Aim of the task. The records that follow are to be repeated without alteration.

Dataset excerpts:
↓

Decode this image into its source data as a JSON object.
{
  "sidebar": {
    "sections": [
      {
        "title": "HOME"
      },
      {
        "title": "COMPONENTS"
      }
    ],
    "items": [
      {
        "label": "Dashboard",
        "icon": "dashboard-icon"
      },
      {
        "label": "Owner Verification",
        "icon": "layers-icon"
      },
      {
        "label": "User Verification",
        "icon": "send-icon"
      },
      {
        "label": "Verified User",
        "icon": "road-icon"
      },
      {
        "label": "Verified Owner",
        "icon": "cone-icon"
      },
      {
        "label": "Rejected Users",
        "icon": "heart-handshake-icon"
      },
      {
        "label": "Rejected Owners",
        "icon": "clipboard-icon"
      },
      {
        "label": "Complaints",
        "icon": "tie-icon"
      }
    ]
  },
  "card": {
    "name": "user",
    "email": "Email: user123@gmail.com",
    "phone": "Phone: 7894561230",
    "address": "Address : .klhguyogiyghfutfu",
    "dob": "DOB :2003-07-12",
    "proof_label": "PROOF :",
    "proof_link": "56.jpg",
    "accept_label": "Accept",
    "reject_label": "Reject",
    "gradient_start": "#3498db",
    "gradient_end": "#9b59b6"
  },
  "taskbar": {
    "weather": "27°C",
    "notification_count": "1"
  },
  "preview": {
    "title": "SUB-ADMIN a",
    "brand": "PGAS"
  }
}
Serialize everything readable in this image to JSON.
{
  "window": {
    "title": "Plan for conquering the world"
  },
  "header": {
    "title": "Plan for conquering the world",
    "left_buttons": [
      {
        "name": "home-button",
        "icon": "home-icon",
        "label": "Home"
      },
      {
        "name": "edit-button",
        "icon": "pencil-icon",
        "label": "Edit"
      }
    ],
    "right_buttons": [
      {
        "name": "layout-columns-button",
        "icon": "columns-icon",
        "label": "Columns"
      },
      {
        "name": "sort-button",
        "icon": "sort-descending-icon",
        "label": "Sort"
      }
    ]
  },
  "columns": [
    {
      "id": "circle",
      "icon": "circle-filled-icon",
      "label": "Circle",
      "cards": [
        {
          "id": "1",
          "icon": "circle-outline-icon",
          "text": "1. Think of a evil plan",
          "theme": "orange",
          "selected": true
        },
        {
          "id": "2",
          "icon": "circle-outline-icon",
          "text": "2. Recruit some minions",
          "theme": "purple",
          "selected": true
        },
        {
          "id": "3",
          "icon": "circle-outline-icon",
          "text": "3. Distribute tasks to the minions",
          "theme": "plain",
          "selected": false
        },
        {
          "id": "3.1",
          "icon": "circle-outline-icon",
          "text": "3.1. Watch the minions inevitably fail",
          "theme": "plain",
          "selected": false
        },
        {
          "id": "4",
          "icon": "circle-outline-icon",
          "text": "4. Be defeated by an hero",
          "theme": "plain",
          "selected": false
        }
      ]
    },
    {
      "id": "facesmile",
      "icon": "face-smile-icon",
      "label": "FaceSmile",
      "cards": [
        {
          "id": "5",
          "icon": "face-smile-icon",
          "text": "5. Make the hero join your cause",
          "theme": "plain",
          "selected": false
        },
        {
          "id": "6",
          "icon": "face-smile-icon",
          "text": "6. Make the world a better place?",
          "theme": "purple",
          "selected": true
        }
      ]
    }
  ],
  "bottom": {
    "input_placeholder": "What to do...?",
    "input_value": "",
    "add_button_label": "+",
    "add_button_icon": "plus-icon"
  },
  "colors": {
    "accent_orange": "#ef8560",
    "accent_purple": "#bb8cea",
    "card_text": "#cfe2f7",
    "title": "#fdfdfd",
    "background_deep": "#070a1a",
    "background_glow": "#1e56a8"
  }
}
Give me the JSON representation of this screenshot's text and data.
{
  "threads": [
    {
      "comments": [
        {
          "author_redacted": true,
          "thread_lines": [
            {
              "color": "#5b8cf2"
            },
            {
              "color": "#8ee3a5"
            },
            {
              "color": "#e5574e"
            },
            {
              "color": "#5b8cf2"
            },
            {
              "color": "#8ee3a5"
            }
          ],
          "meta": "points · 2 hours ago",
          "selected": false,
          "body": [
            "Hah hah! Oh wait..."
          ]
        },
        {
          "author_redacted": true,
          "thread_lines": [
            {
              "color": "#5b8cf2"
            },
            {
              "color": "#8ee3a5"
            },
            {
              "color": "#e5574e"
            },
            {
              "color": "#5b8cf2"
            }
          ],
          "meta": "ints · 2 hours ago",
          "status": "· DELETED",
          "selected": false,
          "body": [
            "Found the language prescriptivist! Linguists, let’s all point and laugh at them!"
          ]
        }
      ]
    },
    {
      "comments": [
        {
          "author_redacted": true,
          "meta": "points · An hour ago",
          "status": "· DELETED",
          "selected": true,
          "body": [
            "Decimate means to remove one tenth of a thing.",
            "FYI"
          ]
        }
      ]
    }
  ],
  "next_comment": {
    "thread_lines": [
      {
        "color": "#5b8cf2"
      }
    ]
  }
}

↑

Answer to the task.
Decode this image into its source data as a JSON object.
{
  "sidebar": {
    "sections": [
      {
        "title": "HOME"
      },
      {
        "title": "COMPONENTS"
      }
    ],
    "items": [
      {
        "label": "Dashboard",
        "icon": "dashboard-icon"
      },
      {
        "label": "Owner Verification",
        "icon": "layers-icon"
      },
      {
        "label": "User Verification",
        "icon": "send-icon"
      },
      {
        "label": "Verified User",
        "icon": "road-icon"
      },
      {
        "label": "Verified Owner",
        "icon": "cone-icon"
      },
      {
        "label": "Rejected Users",
        "icon": "heart-handshake-icon"
      },
      {
        "label": "Rejected Owners",
        "icon": "clipboard-icon"
      },
      {
        "label": "Complaints",
        "icon": "tie-icon"
      }
    ]
  },
  "card": {
    "name": "user",
    "email": "Email: user123@gmail.com",
    "phone": "Phone: 7894561230",
    "address": "Address : .klhguyogiyghfutfu",
    "dob": "DOB :2003-07-12",
    "proof_label": "PROOF :",
    "proof_link": "56.jpg",
    "accept_label": "Accept",
    "reject_label": "Reject",
    "gradient_start": "#3498db",
    "gradient_end": "#9b59b6"
  },
  "taskbar": {
    "weather": "27°C",
    "notification_count": "1"
  },
  "preview": {
    "title": "SUB-ADMIN a",
    "brand": "PGAS"
  }
}
Serialize everything readable in this image to JSON.
{
  "window": {
    "title": "Plan for conquering the world"
  },
  "header": {
    "title": "Plan for conquering the world",
    "left_buttons": [
      {
        "name": "home-button",
        "icon": "home-icon",
        "label": "Home"
      },
      {
        "name": "edit-button",
        "icon": "pencil-icon",
        "label": "Edit"
      }
    ],
    "right_buttons": [
      {
        "name": "layout-columns-button",
        "icon": "columns-icon",
        "label": "Columns"
      },
      {
        "name": "sort-button",
        "icon": "sort-descending-icon",
        "label": "Sort"
      }
    ]
  },
  "columns": [
    {
      "id": "circle",
      "icon": "circle-filled-icon",
      "label": "Circle",
      "cards": [
        {
          "id": "1",
          "icon": "circle-outline-icon",
          "text": "1. Think of a evil plan",
          "theme": "orange",
          "selected": true
        },
        {
          "id": "2",
          "icon": "circle-outline-icon",
          "text": "2. Recruit some minions",
          "theme": "purple",
          "selected": true
        },
        {
          "id": "3",
          "icon": "circle-outline-icon",
          "text": "3. Distribute tasks to the minions",
          "theme": "plain",
          "selected": false
        },
        {
          "id": "3.1",
          "icon": "circle-outline-icon",
          "text": "3.1. Watch the minions inevitably fail",
          "theme": "plain",
          "selected": false
        },
        {
          "id": "4",
          "icon": "circle-outline-icon",
          "text": "4. Be defeated by an hero",
          "theme": "plain",
          "selected": false
        }
      ]
    },
    {
      "id": "facesmile",
      "icon": "face-smile-icon",
      "label": "FaceSmile",
      "cards": [
        {
          "id": "5",
          "icon": "face-smile-icon",
          "text": "5. Make the hero join your cause",
          "theme": "plain",
          "selected": false
        },
        {
          "id": "6",
          "icon": "face-smile-icon",
          "text": "6. Make the world a better place?",
          "theme": "purple",
          "selected": true
        }
      ]
    }
  ],
  "bottom": {
    "input_placeholder": "What to do...?",
    "input_value": "",
    "add_button_label": "+",
    "add_button_icon": "plus-icon"
  },
  "colors": {
    "accent_orange": "#ef8560",
    "accent_purple": "#bb8cea",
    "card_text": "#cfe2f7",
    "title": "#fdfdfd",
    "background_deep": "#070a1a",
    "background_glow": "#1e56a8"
  }
}
Give me the JSON representation of this screenshot's text and data.
{
  "threads": [
    {
      "comments": [
        {
          "author_redacted": true,
          "thread_lines": [
            {
              "color": "#5b8cf2"
            },
            {
              "color": "#8ee3a5"
            },
            {
              "color": "#e5574e"
            },
            {
              "color": "#5b8cf2"
            },
            {
              "color": "#8ee3a5"
            }
          ],
          "meta": "points · 2 hours ago",
          "selected": false,
          "body": [
            "Hah hah! Oh wait..."
          ]
        },
        {
          "author_redacted": true,
          "thread_lines": [
            {
              "color": "#5b8cf2"
            },
            {
              "color": "#8ee3a5"
            },
            {
              "color": "#e5574e"
            },
            {
              "color": "#5b8cf2"
            }
          ],
          "meta": "ints · 2 hours ago",
          "status": "· DELETED",
          "selected": false,
          "body": [
            "Found the language prescriptivist! Linguists, let’s all point and laugh at them!"
          ]
        }
      ]
    },
    {
      "comments": [
        {
          "author_redacted": true,
          "meta": "points · An hour ago",
          "status": "· DELETED",
          "selected": true,
          "body": [
            "Decimate means to remove one tenth of a thing.",
            "FYI"
          ]
        }
      ]
    }
  ],
  "next_comment": {
    "thread_lines": [
      {
        "color": "#5b8cf2"
      }
    ]
  }
}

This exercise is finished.